[Dataset items]
=-=-=-=-=

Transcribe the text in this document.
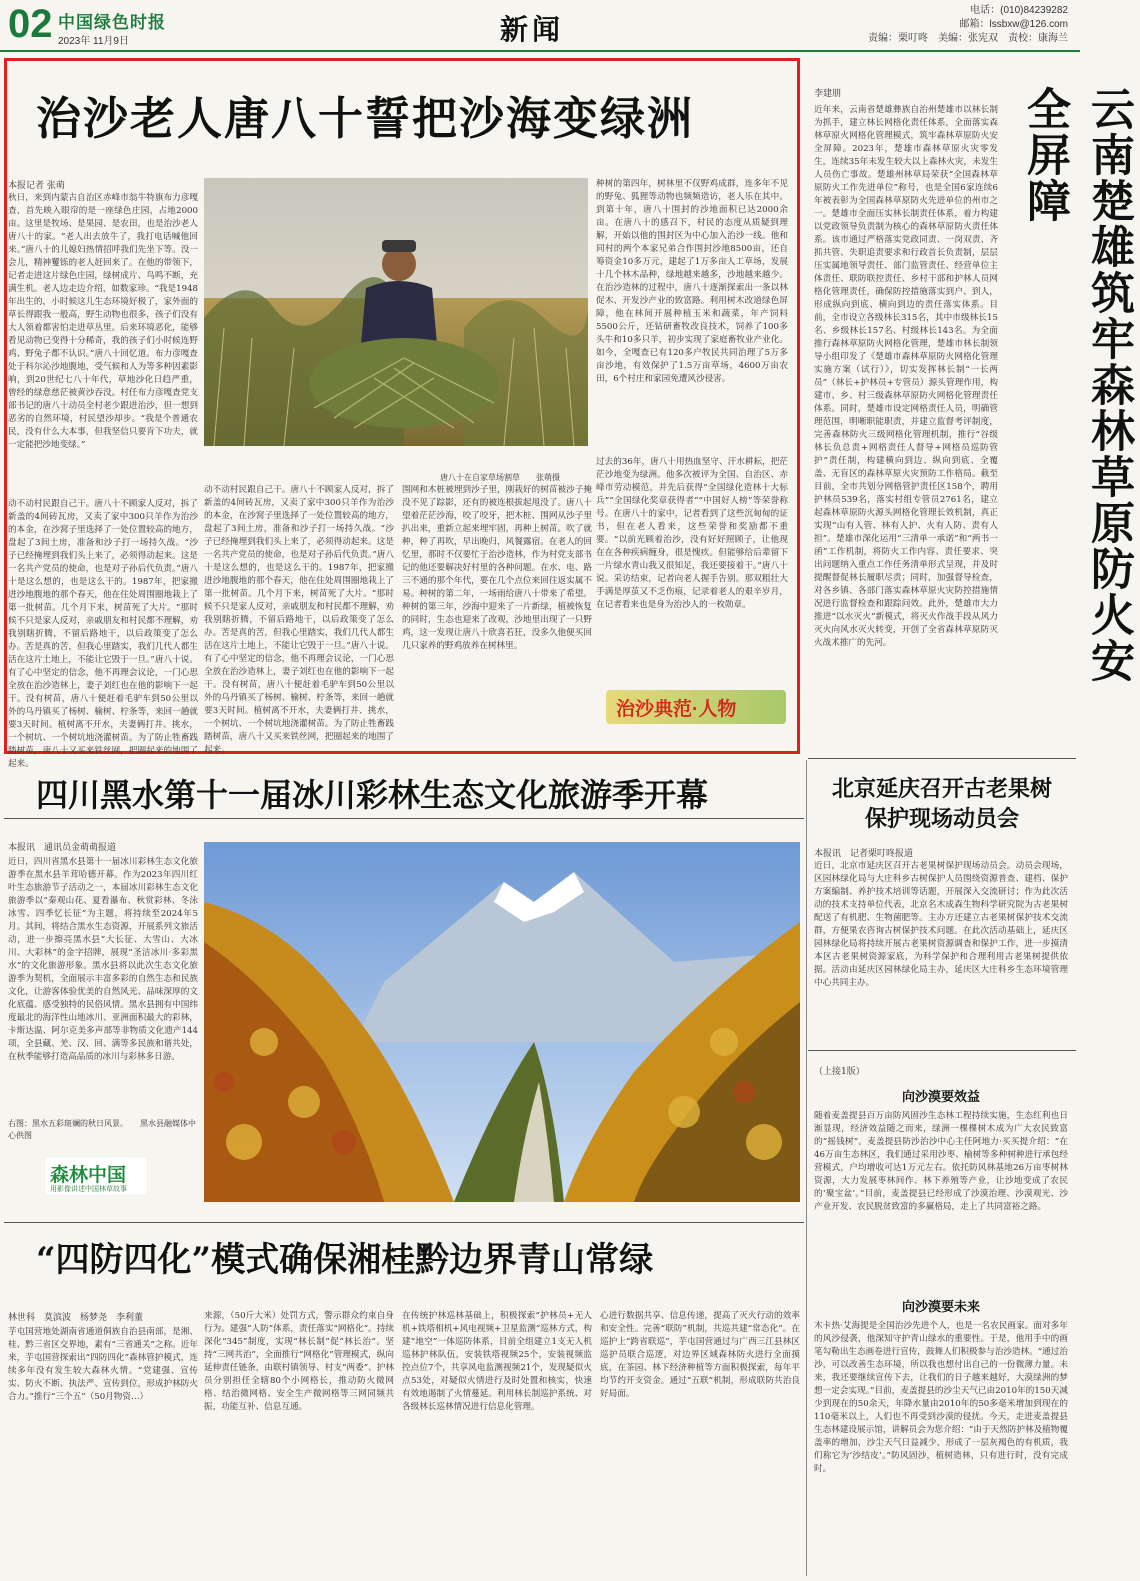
02 中国绿色时报
2023年 11月9日	新闻
电话：(010)84239282
邮箱：lssbxw@126.com
责编：栗叮咚　美编：张宪双　责校：康海兰
治沙老人唐八十誓把沙海变绿洲
本报记者 张萌
秋日，来到内蒙古自治区赤峰市翁牛特旗布力彦嘎查，首先映入眼帘的是一座绿色庄园，占地2000亩。这里是牧场、是果园、是农田，也是治沙老人唐八十的家。“老人出去放牛了，我打电话喊他回来。”唐八十的儿媳妇热情招呼我们先坐下等。没一会儿，精神矍铄的老人赶回来了。在他的带领下，记者走进这片绿色庄园，绿树成片、鸟鸣不断，充满生机。老人边走边介绍，如数家珍。“我是1948年出生的，小时候这儿生态环境好极了，家外面的草长得跟我一般高，野生动物也很多，孩子们没有大人领着都害怕走进草丛里。后来环境恶化，能够看见动物已变得十分稀奇，我的孩子们小时候连野鸡、野兔子都不认识。”唐八十回忆道。布力彦嘎查处于科尔沁沙地腹地，受气候和人为等多种因素影响，到20世纪七八十年代，草地沙化日趋严重，曾经的绿意慈茫被黄沙吞没。村任布力彦嘎查党支部书记的唐八十动员全村老少跟进治沙，但一想到恶劣的自然环境，村民望沙却步。“我是个普通农民，没有什么大本事，但我坚信只要肯下功夫，就一定能把沙地变绿。”
唐八十在自家草场割草　　张萌摄
动不动村民跟自己干。唐八十不顾家人反对，拆了新盖的4间砖瓦房，又卖了家中300只羊作为治沙的本金，在沙窝子里选择了一处位置较高的地方，盘起了3间土房，准备和沙子打一场持久战。“沙子已经掩埋到我们头上来了，必须得动起来。这是一名共产党员的使命，也是对子孙后代负责。”唐八十是这么想的，也是这么干的。1987年，把家搬进沙地腹地的那个春天，他在住处周围圈地栽上了第一批树苗。几个月下来，树苗死了大片。“那时候不只是家人反对，亲戚朋友和村民都不理解，劝我别瞎折腾，不留后路地干，以后政策变了怎么办。苦是真的苦，但我心里踏实，我们几代人都生活在这片土地上，不能让它毁于一旦。”唐八十说。有了心中坚定的信念，他不再理会议论，一门心思全放在治沙造林上，妻子刘红也在他的影响下一起干。没有树苗，唐八十便赶着毛驴车到50公里以外的乌丹镇买了杨树、榆树、柠条等，来回一趟就要3天时间。植树离不开水，夫妻俩打井、挑水，一个树坑、一个树坑地浇灌树苗。为了防止牲畜践踏树苗，唐八十又买来铁丝网，把圈起来的地围了起来。
动不动村民跟自己干。唐八十不顾家人反对，拆了新盖的4间砖瓦房，又卖了家中300只羊作为治沙的本金，在沙窝子里选择了一处位置较高的地方，盘起了3间土房，准备和沙子打一场持久战。“沙子已经掩埋到我们头上来了，必须得动起来。这是一名共产党员的使命，也是对子孙后代负责。”唐八十是这么想的，也是这么干的。1987年，把家搬进沙地腹地的那个春天，他在住处周围圈地栽上了第一批树苗。几个月下来，树苗死了大片。“那时候不只是家人反对，亲戚朋友和村民都不理解，劝我别瞎折腾，不留后路地干，以后政策变了怎么办。苦是真的苦，但我心里踏实，我们几代人都生活在这片土地上，不能让它毁于一旦。”唐八十说。有了心中坚定的信念，他不再理会议论，一门心思全放在治沙造林上，妻子刘红也在他的影响下一起干。没有树苗，唐八十便赶着毛驴车到50公里以外的乌丹镇买了杨树、榆树、柠条等，来回一趟就要3天时间。植树离不开水，夫妻俩打井、挑水，一个树坑、一个树坑地浇灌树苗。为了防止牲畜践踏树苗，唐八十又买来铁丝网，把圈起来的地围了起来。
围网和木桩被埋到沙子里，刚栽好的树苗被沙子掩没不见了踪影，还有的被连根拔起甩没了。唐八十望着茫茫沙海，咬了咬牙，把木桩、围网从沙子里扒出来，重新立起来埋牢固，再种上树苗。吹了就种，种了再吹，早出晚归，风餐露宿。在老人的回忆里，那时不仅要忙于治沙造林，作为村党支部书记的他还要解决好村里的各种问题。在水、电、路三不通的那个年代，要在几个点位来回往返实属不易。种树的第二年，一场雨给唐八十带来了希望。种树的第三年，沙海中迎来了一片新绿，植被恢复的同时，生态也迎来了改观，沙地里出现了一只野鸡，这一发现让唐八十欣喜若狂，没多久他便买回几只家养的野鸡放养在树林里。
种树的第四年，树林里不仅野鸡成群，连多年不见的野兔、狐狸等动物也频频造访，老人乐在其中。到第十年，唐八十围封的沙地面积已达2000余亩。在唐八十的感召下，村民的态度从质疑到理解，开始以他的围封区为中心加入治沙一线。他和同村的两个本家兄弟合作围封沙地8500亩，还自筹资金10多万元，建起了1万多亩人工草场，发展十几个林木品种，绿地越来越多，沙地越来越少。在治沙造林的过程中，唐八十逐渐探索出一条以林促木、开发沙产业的致富路。利用树木改道绿色屏障，他在林间开展种植玉米和蔬菜，年产饲料5500公斤，还钻研畜牧改良技术，饲养了100多头牛和10多只羊，初步实现了家庭畜牧业产业化。如今，全嘎查已有120多户牧民共同治理了5万多亩沙地，有效保护了1.5万亩草场，4600万亩农田，6个村庄和家园免遭风沙侵害。
过去的36年，唐八十用热血坚守、汗水耕耘，把茫茫沙地变为绿洲。他多次被评为全国、自治区、赤峰市劳动模范，并先后获得“全国绿化造林十大标兵”“全国绿化奖章获得者”“中国好人榜”等荣誉称号。在唐八十的家中，记者看到了这些沉甸甸的证书，但在老人看来，这些荣誉和奖励都不重要。“以前光顾着治沙，没有好好照顾子，让他现在在各种疾病缠身，很是愧疚。但能够给后辈留下一片绿水青山我又很知足，我还要接着干。”唐八十说。采访结束，记者向老人握手告别。那双粗壮大手满是厚茧又不乏伤痕，记录着老人的艰辛岁月，在记者看来也是身为治沙人的一枚勋章。
治沙典范·人物
李建朋
近年来，云南省楚雄彝族自治州楚雄市以林长制为抓手，建立林长网格化责任体系，全面落实森林草原火网格化管理模式，筑牢森林草原防火安全屏障。2023年，楚雄市森林草原火灾零发生，连续35年未发生较大以上森林火灾，未发生人员伤亡事故。楚雄州林草局荣获“全国森林草原防火工作先进单位”称号，也是全国6家连续6年被表彰为全国森林草原防火先进单位的州市之一。楚雄市全面压实林长制责任体系，着力构建以党政领导负责制为核心的森林草原防火责任体系。该市通过严格落实党政同责、一岗双责、齐抓共管、失职追责要求和行政首长负责制，层层压实属地领导责任、部门监管责任、经营单位主体责任、联防联控责任、乡村干部和护林人员网格化管理责任，确保防控措施落实到户、到人，形成纵向到底、横向到边的责任落实体系。目前，全市设立各级林长315名，其中市级林长15名、乡级林长157名、村级林长143名。为全面推行森林草原防火网格化管理，楚雄市林长制领导小组印发了《楚雄市森林草原防火网格化管理实施方案（试行）》，切实发挥林长制“一长两员”（林长+护林员+专管员）源头管理作用，构建市、乡、村三级森林草原防火网格化管理责任体系。同时，楚雄市设定网格责任人员，明确管理范围，明晰职能职责，并建立监督考评制度，完善森林防火三级网格化管理机制，推行“谷级林长负总责+网格责任人督导+网格员巡防管护”责任制，构建横向到边、纵向到底、全覆盖、无盲区的森林草原火灾预防工作格局。截至目前，全市共划分网格管护责任区158个，聘用护林员539名，落实村组专管员2761名，建立起森林草原防火源头网格化管理长效机制，真正实现“山有人管、林有人护、火有人防、责有人担”。楚雄市深化运用“三清单一承诺”和“两书一函”工作机制，将防火工作内容、责任要求、突出问题纳入重点工作任务清单形式呈现，并及时提醒督促林长履职尽责；同时，加强督导检查，对各乡镇、各部门落实森林草原火灾防控措施情况进行监督检查和跟踪问效。此外，楚雄市大力推进“以水灭火”新模式，将灭火作战手段从风力灭火向风水灭火转变，开创了全省森林草原防灭火战术推广的先河。	云南楚雄筑牢森林草原防火安全屏障
四川黑水第十一届冰川彩林生态文化旅游季开幕
本报讯　通讯员金萌萌报道
近日，四川省黑水县第十一届冰川彩林生态文化旅游季在黑水县羊茸哈德开幕。作为2023年四川红叶生态旅游节子活动之一，本届冰川彩林生态文化旅游季以“秦观山花、夏看瀑布、秋赏彩林、冬泳冰雪、四季忆长征”为主题，将持续至2024年5月。其间，将结合黑水生态资源，开展系列文旅活动，进一步擦亮黑水县“大长征、大雪山、大冰川、大彩林”的金字招牌，展现“圣洁冰川·多彩黑水”的文化旅游形象。黑水县将以此次生态文化旅游季为契机，全面展示丰富多彩的自然生态和民族文化，让游客体验优美的自然风光、品味深厚的文化底蕴、感受独特的民俗风情。黑水县拥有中国纬度最北的海洋性山地冰川、亚洲面积最大的彩林，卡斯达温、阿尔克美多声部等非物质文化遗产144项，全县藏、羌、汉、回、满等多民族和谐共处，在秋季能够打造高品质的冰川与彩林多日游。
右图：黑水五彩斑斓的秋日风景。　　黑水县融媒体中心供图
森林中国
用影像讲述中国林草故事
北京延庆召开古老果树保护现场动员会
本报讯　记者栗叮咚报道
近日，北京市延庆区召开古老果树保护现场动员会。动员会现场，区园林绿化局与大庄科乡古树保护人员围绕资源普查、建档、保护方案编制、养护技术培训等话题，开展深入交流研讨；作为此次活动的技术支持单位代表，北京名木成森生物科学研究院为古老果树配送了有机肥、生物菌肥等。主办方还建立古老果树保护技术交流群，方便果农咨询古树保护技术问题。在此次活动基础上，延庆区园林绿化局将持续开展古老果树资源调查和保护工作，进一步摸清本区古老果树资源家底，为科学保护和合理利用古老果树提供依据。活动由延庆区园林绿化局主办，延庆区大庄科乡生态环境管理中心共同主办。
“四防四化”模式确保湘桂黔边界青山常绿
林世科　莫滨波　杨梦尧　李利董
芋屯国营地处湖南省通道侗族自治县南部，是湘、桂、黔三省区交界地，素有“三省通关”之称。近年来，芋屯国营探索出“四防四化”森林管护模式，连续多年没有发生较大森林火情。“党建强、宣传实、防火不断、执法严、宣传到位，形成护林防火合力。”推行“三个五”（50月物资…）
来源，（50斤大米）处罚方式，警示群众约束自身行为。建强“人防”体系，责任落实“网格化”。持续深化“345”制度，实现“林长制”促“林长治”。坚持“三网共治”，全面推行“网格化”管理模式，纵向延伸责任链条，由联村镇领导、村支“两委”、护林员分别担任全辖80个小网格长，推动防火微网格、结治微网格、安全生产微网格等三网同频共振，功能互补、信息互通。
在传统护林巡林基础上，积极探索“护林员+无人机+铁塔相机+风电视频+卫星监测”巡林方式，构建“地空”一体巡防体系，目前全组建立1支无人机巡林护林队伍，安装铁塔视频25个，安装视频监控点位7个，共享风电监测视频21个，发现疑似火点53处，对疑似火情进行及时处置和核实，快速有效地遏制了火情蔓延。利用林长制巡护系统、对各级林长巡林情况进行信息化管理。
心进行数据共享、信息传递，提高了灭火行动的效率和安全性。完善“联防”机制，共巡共建“常态化”。在巡护上“跨省联巡”，芋屯国营通过与广西三江县林区巡护员联合巡逻，对边界区域森林防火进行全面摸底，在茶园、林下经济种植等方面积极探索，每年平均节约开支资金。通过“五联”机制，形成联防共治良好局面。
（上接1版）
向沙漠要效益
随着麦盖提县百万亩防风固沙生态林工程持续实施，生态红利也日渐显现，经济效益随之而来，绿洲一棵棵树木成为广大农民致富的“摇钱树”。麦盖提县防沙治沙中心主任阿地力·买买提介绍：“在46万亩生态林区，我们通过采用沙枣、榆树等多种树种进行承包经营模式，户均增收可达1万元左右。依托防风林基地26万亩枣树林资源，大力发展枣林间作、林下养殖等产业，让沙地变成了农民的‘聚宝盆’。”目前，麦盖提县已经形成了沙漠治理、沙漠观光、沙产业开发、农民脱贫致富的多赢格局，走上了共同富裕之路。
向沙漠要未来
木卡热·艾海提是全国治沙先进个人，也是一名农民画家。面对多年的风沙侵袭，他深知守护青山绿水的重要性。于是，他用手中的画笔勾勒出生态画卷进行宣传，鼓舞人们积极参与治沙造林。“通过治沙，可以改善生态环境，所以我也想付出自己的一份微薄力量。未来，我还要继续宣传下去，让我们的日子越来越好，大漠绿洲的梦想一定会实现。”目前，麦盖提县的沙尘天气已由2010年的150天减少到现在的50余天，年降水量由2010年的50多毫米增加到现在的110毫米以上，人们也不再受到沙漠的侵扰。今天，走进麦盖提县生态林建设展示馆，讲解员会为您介绍：“由于天然防护林及植物覆盖率的增加，沙尘天气日益减少，形成了一层灰褐色的有机质，我们称它为‘沙结皮’。”防风固沙，植树造林，只有进行时，没有完成时。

=-=-=-=-=

== Short task ==
From the entries above, extract each line containing "四防四化".

== The result ==
“四防四化”模式确保湘桂黔边界青山常绿
芋屯国营地处湖南省通道侗族自治县南部，是湘、桂、黔三省区交界地，素有“三省通关”之称。近年来，芋屯国营探索出“四防四化”森林管护模式，连续多年没有发生较大森林火情。“党建强、宣传实、防火不断、执法严、宣传到位，形成护林防火合力。”推行“三个五”（50月物资…）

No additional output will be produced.